» **GIVEN TASK**: Write out the full listing exactly as given, minus the images.

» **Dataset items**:
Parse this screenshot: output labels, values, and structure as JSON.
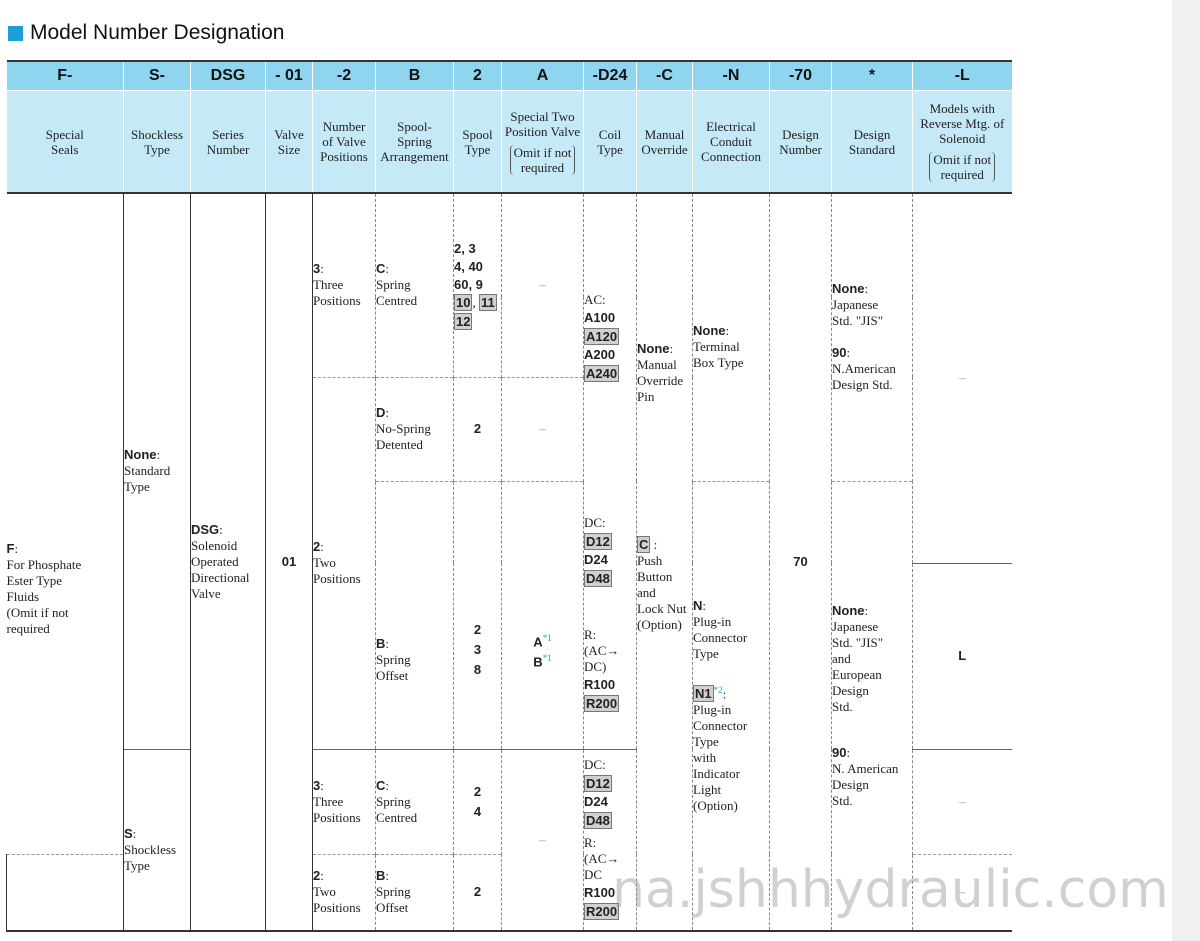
{
  "title": "Model Number Designation",
  "watermark": "na.jshhhydraulic.com",
  "codes": [
    "F-",
    "S-",
    "DSG",
    "- 01",
    "-2",
    "B",
    "2",
    "A",
    "-D24",
    "-C",
    "-N",
    "-70",
    "*",
    "-L"
  ],
  "descriptions": {
    "c0": [
      "Special",
      "Seals"
    ],
    "c1": [
      "Shockless",
      "Type"
    ],
    "c2": [
      "Series",
      "Number"
    ],
    "c3": [
      "Valve",
      "Size"
    ],
    "c4": [
      "Number",
      "of Valve",
      "Positions"
    ],
    "c5": [
      "Spool-",
      "Spring",
      "Arrangement"
    ],
    "c6": [
      "Spool",
      "Type"
    ],
    "c7": [
      "Special Two",
      "Position Valve"
    ],
    "c7_omit": [
      "Omit if not",
      "required"
    ],
    "c8": [
      "Coil",
      "Type"
    ],
    "c9": [
      "Manual",
      "Override"
    ],
    "c10": [
      "Electrical",
      "Conduit",
      "Connection"
    ],
    "c11": [
      "Design",
      "Number"
    ],
    "c12": [
      "Design",
      "Standard"
    ],
    "c13": [
      "Models with",
      "Reverse Mtg. of",
      "Solenoid"
    ],
    "c13_omit": [
      "Omit if not",
      "required"
    ]
  },
  "seals": {
    "code": "F",
    "lines": [
      "For Phosphate",
      "Ester Type",
      "Fluids",
      "(Omit if not",
      "required"
    ]
  },
  "shockless": {
    "none_code": "None",
    "none_lines": [
      "Standard",
      "Type"
    ],
    "s_code": "S",
    "s_lines": [
      "Shockless",
      "Type"
    ]
  },
  "series": {
    "code": "DSG",
    "lines": [
      "Solenoid",
      "Operated",
      "Directional",
      "Valve"
    ]
  },
  "valve_size": "01",
  "positions": {
    "three": {
      "code": "3",
      "lines": [
        "Three",
        "Positions"
      ]
    },
    "two": {
      "code": "2",
      "lines": [
        "Two",
        "Positions"
      ]
    }
  },
  "spring": {
    "c": {
      "code": "C",
      "lines": [
        "Spring",
        "Centred"
      ]
    },
    "d": {
      "code": "D",
      "lines": [
        "No-Spring",
        "Detented"
      ]
    },
    "b": {
      "code": "B",
      "lines": [
        "Spring",
        "Offset"
      ]
    }
  },
  "spool": {
    "r1_plain": [
      "2, 3",
      "4, 40",
      "60, 9"
    ],
    "r1_boxed": [
      "10",
      "11",
      "12"
    ],
    "r2": "2",
    "r3": [
      "2",
      "3",
      "8"
    ],
    "r4": [
      "2",
      "4"
    ],
    "r5": "2"
  },
  "special": {
    "dash": "–",
    "a": "A",
    "b": "B",
    "note": "*1"
  },
  "coil": {
    "ac_label": "AC:",
    "ac": [
      {
        "text": "A100",
        "boxed": false
      },
      {
        "text": "A120",
        "boxed": true
      },
      {
        "text": "A200",
        "boxed": false
      },
      {
        "text": "A240",
        "boxed": true
      }
    ],
    "dc_label": "DC:",
    "dc": [
      {
        "text": "D12",
        "boxed": true
      },
      {
        "text": "D24",
        "boxed": false
      },
      {
        "text": "D48",
        "boxed": true
      }
    ],
    "r_label": "R:",
    "r_conv": [
      "(AC→",
      "DC)"
    ],
    "r": [
      {
        "text": "R100",
        "boxed": false
      },
      {
        "text": "R200",
        "boxed": true
      }
    ],
    "s_dc_label": "DC:",
    "s_r_label": "R:",
    "s_r_conv": [
      "(AC→",
      "DC"
    ]
  },
  "manual": {
    "none_code": "None",
    "none_lines": [
      "Manual",
      "Override",
      "Pin"
    ],
    "c_code": "C",
    "c_lines": [
      "Push",
      "Button",
      "and",
      "Lock Nut",
      "(Option)"
    ]
  },
  "conduit": {
    "none_code": "None",
    "none_lines": [
      "Terminal",
      "Box Type"
    ],
    "n_code": "N",
    "n_lines": [
      "Plug-in",
      "Connector",
      "Type"
    ],
    "n1_code": "N1",
    "n1_note": "*2",
    "n1_lines": [
      "Plug-in",
      "Connector",
      "Type",
      "with",
      "Indicator",
      "Light",
      "(Option)"
    ]
  },
  "design_number": "70",
  "design_std": {
    "a_none": "None",
    "a_none_lines": [
      "Japanese",
      "Std. \"JIS\""
    ],
    "a_90": "90",
    "a_90_lines": [
      "N.American",
      "Design Std."
    ],
    "b_none": "None",
    "b_none_lines": [
      "Japanese",
      "Std. \"JIS\"",
      "and",
      "European",
      "Design",
      "Std."
    ],
    "b_90": "90",
    "b_90_lines": [
      "N. American",
      "Design",
      "Std."
    ]
  },
  "reverse": {
    "dash": "–",
    "l": "L",
    "last": "–"
  }
}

» **SOLVED PROBLEM**:
Parse this screenshot: output labels, values, and structure as JSON.
{
  "title": "Model Number Designation",
  "watermark": "na.jshhhydraulic.com",
  "codes": [
    "F-",
    "S-",
    "DSG",
    "- 01",
    "-2",
    "B",
    "2",
    "A",
    "-D24",
    "-C",
    "-N",
    "-70",
    "*",
    "-L"
  ],
  "descriptions": {
    "c0": [
      "Special",
      "Seals"
    ],
    "c1": [
      "Shockless",
      "Type"
    ],
    "c2": [
      "Series",
      "Number"
    ],
    "c3": [
      "Valve",
      "Size"
    ],
    "c4": [
      "Number",
      "of Valve",
      "Positions"
    ],
    "c5": [
      "Spool-",
      "Spring",
      "Arrangement"
    ],
    "c6": [
      "Spool",
      "Type"
    ],
    "c7": [
      "Special Two",
      "Position Valve"
    ],
    "c7_omit": [
      "Omit if not",
      "required"
    ],
    "c8": [
      "Coil",
      "Type"
    ],
    "c9": [
      "Manual",
      "Override"
    ],
    "c10": [
      "Electrical",
      "Conduit",
      "Connection"
    ],
    "c11": [
      "Design",
      "Number"
    ],
    "c12": [
      "Design",
      "Standard"
    ],
    "c13": [
      "Models with",
      "Reverse Mtg. of",
      "Solenoid"
    ],
    "c13_omit": [
      "Omit if not",
      "required"
    ]
  },
  "seals": {
    "code": "F",
    "lines": [
      "For Phosphate",
      "Ester Type",
      "Fluids",
      "(Omit if not",
      "required"
    ]
  },
  "shockless": {
    "none_code": "None",
    "none_lines": [
      "Standard",
      "Type"
    ],
    "s_code": "S",
    "s_lines": [
      "Shockless",
      "Type"
    ]
  },
  "series": {
    "code": "DSG",
    "lines": [
      "Solenoid",
      "Operated",
      "Directional",
      "Valve"
    ]
  },
  "valve_size": "01",
  "positions": {
    "three": {
      "code": "3",
      "lines": [
        "Three",
        "Positions"
      ]
    },
    "two": {
      "code": "2",
      "lines": [
        "Two",
        "Positions"
      ]
    }
  },
  "spring": {
    "c": {
      "code": "C",
      "lines": [
        "Spring",
        "Centred"
      ]
    },
    "d": {
      "code": "D",
      "lines": [
        "No-Spring",
        "Detented"
      ]
    },
    "b": {
      "code": "B",
      "lines": [
        "Spring",
        "Offset"
      ]
    }
  },
  "spool": {
    "r1_plain": [
      "2, 3",
      "4, 40",
      "60, 9"
    ],
    "r1_boxed": [
      "10",
      "11",
      "12"
    ],
    "r2": "2",
    "r3": [
      "2",
      "3",
      "8"
    ],
    "r4": [
      "2",
      "4"
    ],
    "r5": "2"
  },
  "special": {
    "dash": "–",
    "a": "A",
    "b": "B",
    "note": "*1"
  },
  "coil": {
    "ac_label": "AC:",
    "ac": [
      {
        "text": "A100",
        "boxed": false
      },
      {
        "text": "A120",
        "boxed": true
      },
      {
        "text": "A200",
        "boxed": false
      },
      {
        "text": "A240",
        "boxed": true
      }
    ],
    "dc_label": "DC:",
    "dc": [
      {
        "text": "D12",
        "boxed": true
      },
      {
        "text": "D24",
        "boxed": false
      },
      {
        "text": "D48",
        "boxed": true
      }
    ],
    "r_label": "R:",
    "r_conv": [
      "(AC→",
      "DC)"
    ],
    "r": [
      {
        "text": "R100",
        "boxed": false
      },
      {
        "text": "R200",
        "boxed": true
      }
    ],
    "s_dc_label": "DC:",
    "s_r_label": "R:",
    "s_r_conv": [
      "(AC→",
      "DC"
    ]
  },
  "manual": {
    "none_code": "None",
    "none_lines": [
      "Manual",
      "Override",
      "Pin"
    ],
    "c_code": "C",
    "c_lines": [
      "Push",
      "Button",
      "and",
      "Lock Nut",
      "(Option)"
    ]
  },
  "conduit": {
    "none_code": "None",
    "none_lines": [
      "Terminal",
      "Box Type"
    ],
    "n_code": "N",
    "n_lines": [
      "Plug-in",
      "Connector",
      "Type"
    ],
    "n1_code": "N1",
    "n1_note": "*2",
    "n1_lines": [
      "Plug-in",
      "Connector",
      "Type",
      "with",
      "Indicator",
      "Light",
      "(Option)"
    ]
  },
  "design_number": "70",
  "design_std": {
    "a_none": "None",
    "a_none_lines": [
      "Japanese",
      "Std. \"JIS\""
    ],
    "a_90": "90",
    "a_90_lines": [
      "N.American",
      "Design Std."
    ],
    "b_none": "None",
    "b_none_lines": [
      "Japanese",
      "Std. \"JIS\"",
      "and",
      "European",
      "Design",
      "Std."
    ],
    "b_90": "90",
    "b_90_lines": [
      "N. American",
      "Design",
      "Std."
    ]
  },
  "reverse": {
    "dash": "–",
    "l": "L",
    "last": "–"
  }
}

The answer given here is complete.